▶ **Written exercise**
Repeat the records in full and exactly, omitting pictures.

%%

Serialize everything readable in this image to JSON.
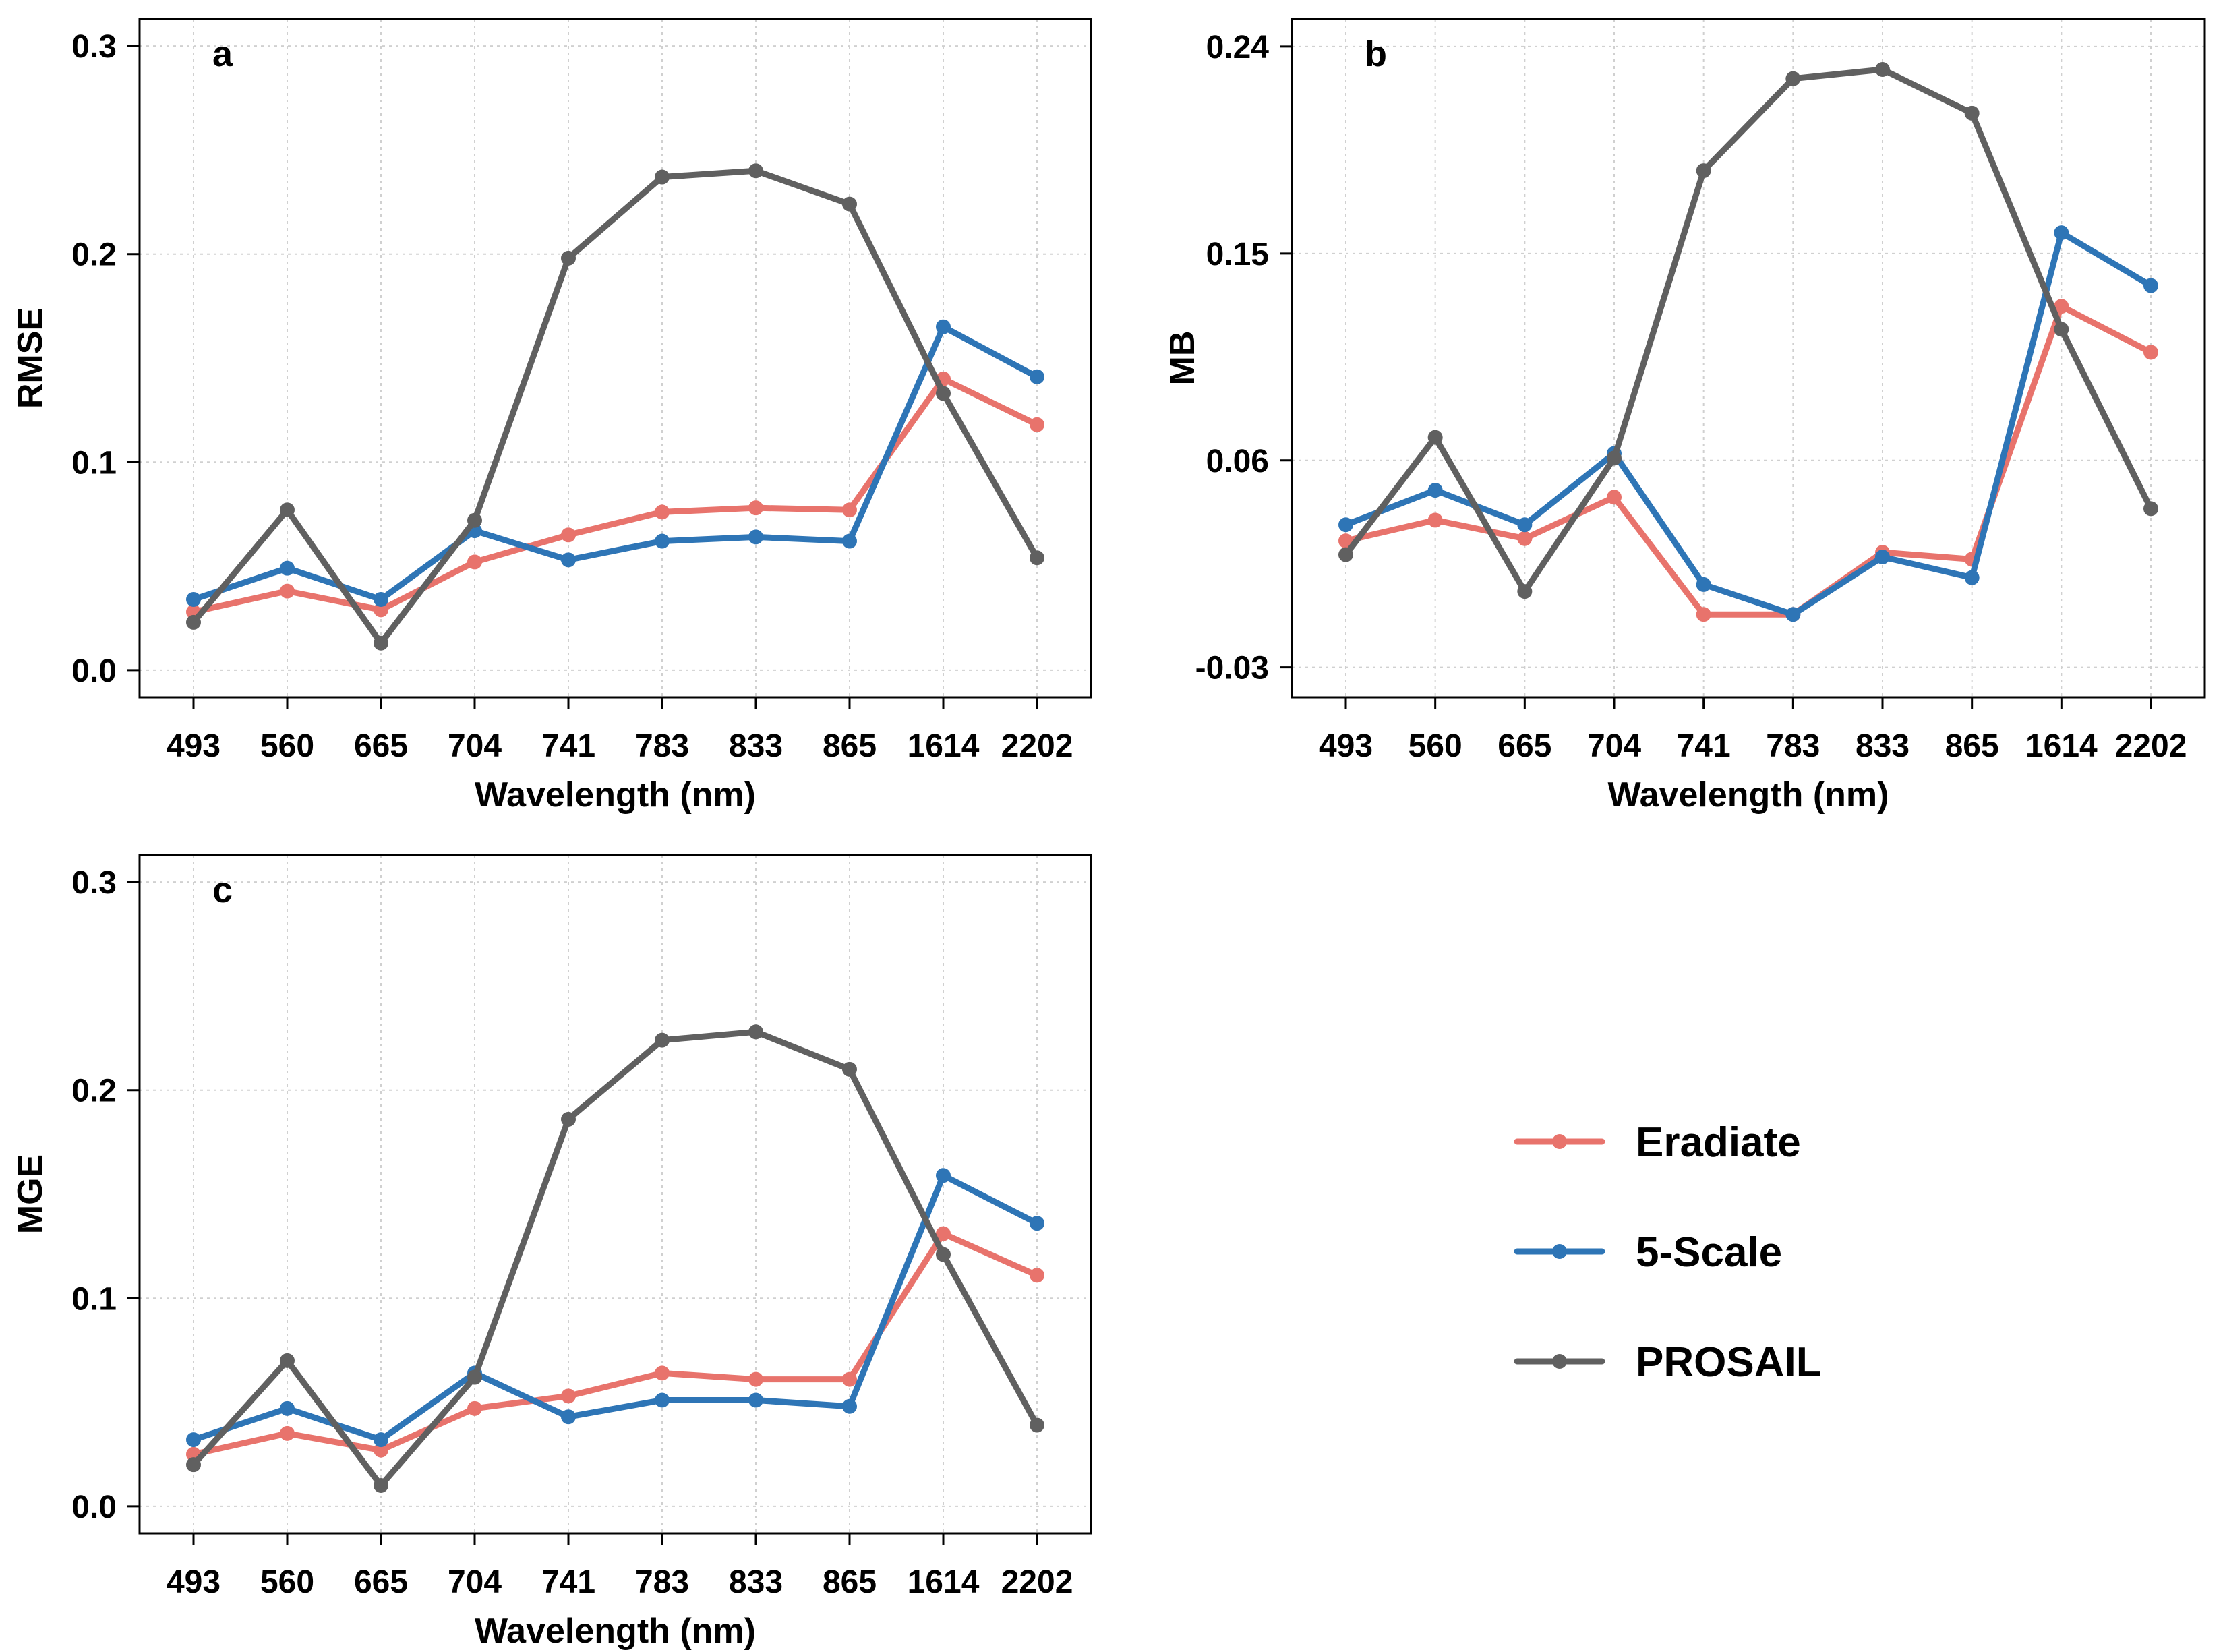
{
  "legend": [
    {
      "name": "Eradiate",
      "color": "#e8736c"
    },
    {
      "name": "5-Scale",
      "color": "#2e75b6"
    },
    {
      "name": "PROSAIL",
      "color": "#606060"
    }
  ],
  "chart_data": [
    {
      "type": "line",
      "panel_label": "a",
      "xlabel": "Wavelength (nm)",
      "ylabel": "RMSE",
      "categories": [
        "493",
        "560",
        "665",
        "704",
        "741",
        "783",
        "833",
        "865",
        "1614",
        "2202"
      ],
      "ylim": [
        -0.013,
        0.313
      ],
      "yticks": [
        0.0,
        0.1,
        0.2,
        0.3
      ],
      "ytick_labels": [
        "0.0",
        "0.1",
        "0.2",
        "0.3"
      ],
      "grid": true,
      "series": [
        {
          "name": "Eradiate",
          "color": "#e8736c",
          "values": [
            0.028,
            0.038,
            0.029,
            0.052,
            0.065,
            0.076,
            0.078,
            0.077,
            0.14,
            0.118
          ]
        },
        {
          "name": "5-Scale",
          "color": "#2e75b6",
          "values": [
            0.034,
            0.049,
            0.034,
            0.067,
            0.053,
            0.062,
            0.064,
            0.062,
            0.165,
            0.141
          ]
        },
        {
          "name": "PROSAIL",
          "color": "#606060",
          "values": [
            0.023,
            0.077,
            0.013,
            0.072,
            0.198,
            0.237,
            0.24,
            0.224,
            0.133,
            0.054
          ]
        }
      ]
    },
    {
      "type": "line",
      "panel_label": "b",
      "xlabel": "Wavelength (nm)",
      "ylabel": "MB",
      "categories": [
        "493",
        "560",
        "665",
        "704",
        "741",
        "783",
        "833",
        "865",
        "1614",
        "2202"
      ],
      "ylim": [
        -0.043,
        0.252
      ],
      "yticks": [
        -0.03,
        0.06,
        0.15,
        0.24
      ],
      "ytick_labels": [
        "-0.03",
        "0.06",
        "0.15",
        "0.24"
      ],
      "grid": true,
      "series": [
        {
          "name": "Eradiate",
          "color": "#e8736c",
          "values": [
            0.025,
            0.034,
            0.026,
            0.044,
            -0.007,
            -0.007,
            0.02,
            0.017,
            0.127,
            0.107
          ]
        },
        {
          "name": "5-Scale",
          "color": "#2e75b6",
          "values": [
            0.032,
            0.047,
            0.032,
            0.063,
            0.006,
            -0.007,
            0.018,
            0.009,
            0.159,
            0.136
          ]
        },
        {
          "name": "PROSAIL",
          "color": "#606060",
          "values": [
            0.019,
            0.07,
            0.003,
            0.061,
            0.186,
            0.226,
            0.23,
            0.211,
            0.117,
            0.039
          ]
        }
      ]
    },
    {
      "type": "line",
      "panel_label": "c",
      "xlabel": "Wavelength (nm)",
      "ylabel": "MGE",
      "categories": [
        "493",
        "560",
        "665",
        "704",
        "741",
        "783",
        "833",
        "865",
        "1614",
        "2202"
      ],
      "ylim": [
        -0.013,
        0.313
      ],
      "yticks": [
        0.0,
        0.1,
        0.2,
        0.3
      ],
      "ytick_labels": [
        "0.0",
        "0.1",
        "0.2",
        "0.3"
      ],
      "grid": true,
      "series": [
        {
          "name": "Eradiate",
          "color": "#e8736c",
          "values": [
            0.025,
            0.035,
            0.027,
            0.047,
            0.053,
            0.064,
            0.061,
            0.061,
            0.131,
            0.111
          ]
        },
        {
          "name": "5-Scale",
          "color": "#2e75b6",
          "values": [
            0.032,
            0.047,
            0.032,
            0.064,
            0.043,
            0.051,
            0.051,
            0.048,
            0.159,
            0.136
          ]
        },
        {
          "name": "PROSAIL",
          "color": "#606060",
          "values": [
            0.02,
            0.07,
            0.01,
            0.062,
            0.186,
            0.224,
            0.228,
            0.21,
            0.121,
            0.039
          ]
        }
      ]
    }
  ]
}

%%

▶ **Right answer**
Serialize everything readable in this image to JSON.
{
  "legend": [
    {
      "name": "Eradiate",
      "color": "#e8736c"
    },
    {
      "name": "5-Scale",
      "color": "#2e75b6"
    },
    {
      "name": "PROSAIL",
      "color": "#606060"
    }
  ],
  "chart_data": [
    {
      "type": "line",
      "panel_label": "a",
      "xlabel": "Wavelength (nm)",
      "ylabel": "RMSE",
      "categories": [
        "493",
        "560",
        "665",
        "704",
        "741",
        "783",
        "833",
        "865",
        "1614",
        "2202"
      ],
      "ylim": [
        -0.013,
        0.313
      ],
      "yticks": [
        0.0,
        0.1,
        0.2,
        0.3
      ],
      "ytick_labels": [
        "0.0",
        "0.1",
        "0.2",
        "0.3"
      ],
      "grid": true,
      "series": [
        {
          "name": "Eradiate",
          "color": "#e8736c",
          "values": [
            0.028,
            0.038,
            0.029,
            0.052,
            0.065,
            0.076,
            0.078,
            0.077,
            0.14,
            0.118
          ]
        },
        {
          "name": "5-Scale",
          "color": "#2e75b6",
          "values": [
            0.034,
            0.049,
            0.034,
            0.067,
            0.053,
            0.062,
            0.064,
            0.062,
            0.165,
            0.141
          ]
        },
        {
          "name": "PROSAIL",
          "color": "#606060",
          "values": [
            0.023,
            0.077,
            0.013,
            0.072,
            0.198,
            0.237,
            0.24,
            0.224,
            0.133,
            0.054
          ]
        }
      ]
    },
    {
      "type": "line",
      "panel_label": "b",
      "xlabel": "Wavelength (nm)",
      "ylabel": "MB",
      "categories": [
        "493",
        "560",
        "665",
        "704",
        "741",
        "783",
        "833",
        "865",
        "1614",
        "2202"
      ],
      "ylim": [
        -0.043,
        0.252
      ],
      "yticks": [
        -0.03,
        0.06,
        0.15,
        0.24
      ],
      "ytick_labels": [
        "-0.03",
        "0.06",
        "0.15",
        "0.24"
      ],
      "grid": true,
      "series": [
        {
          "name": "Eradiate",
          "color": "#e8736c",
          "values": [
            0.025,
            0.034,
            0.026,
            0.044,
            -0.007,
            -0.007,
            0.02,
            0.017,
            0.127,
            0.107
          ]
        },
        {
          "name": "5-Scale",
          "color": "#2e75b6",
          "values": [
            0.032,
            0.047,
            0.032,
            0.063,
            0.006,
            -0.007,
            0.018,
            0.009,
            0.159,
            0.136
          ]
        },
        {
          "name": "PROSAIL",
          "color": "#606060",
          "values": [
            0.019,
            0.07,
            0.003,
            0.061,
            0.186,
            0.226,
            0.23,
            0.211,
            0.117,
            0.039
          ]
        }
      ]
    },
    {
      "type": "line",
      "panel_label": "c",
      "xlabel": "Wavelength (nm)",
      "ylabel": "MGE",
      "categories": [
        "493",
        "560",
        "665",
        "704",
        "741",
        "783",
        "833",
        "865",
        "1614",
        "2202"
      ],
      "ylim": [
        -0.013,
        0.313
      ],
      "yticks": [
        0.0,
        0.1,
        0.2,
        0.3
      ],
      "ytick_labels": [
        "0.0",
        "0.1",
        "0.2",
        "0.3"
      ],
      "grid": true,
      "series": [
        {
          "name": "Eradiate",
          "color": "#e8736c",
          "values": [
            0.025,
            0.035,
            0.027,
            0.047,
            0.053,
            0.064,
            0.061,
            0.061,
            0.131,
            0.111
          ]
        },
        {
          "name": "5-Scale",
          "color": "#2e75b6",
          "values": [
            0.032,
            0.047,
            0.032,
            0.064,
            0.043,
            0.051,
            0.051,
            0.048,
            0.159,
            0.136
          ]
        },
        {
          "name": "PROSAIL",
          "color": "#606060",
          "values": [
            0.02,
            0.07,
            0.01,
            0.062,
            0.186,
            0.224,
            0.228,
            0.21,
            0.121,
            0.039
          ]
        }
      ]
    }
  ]
}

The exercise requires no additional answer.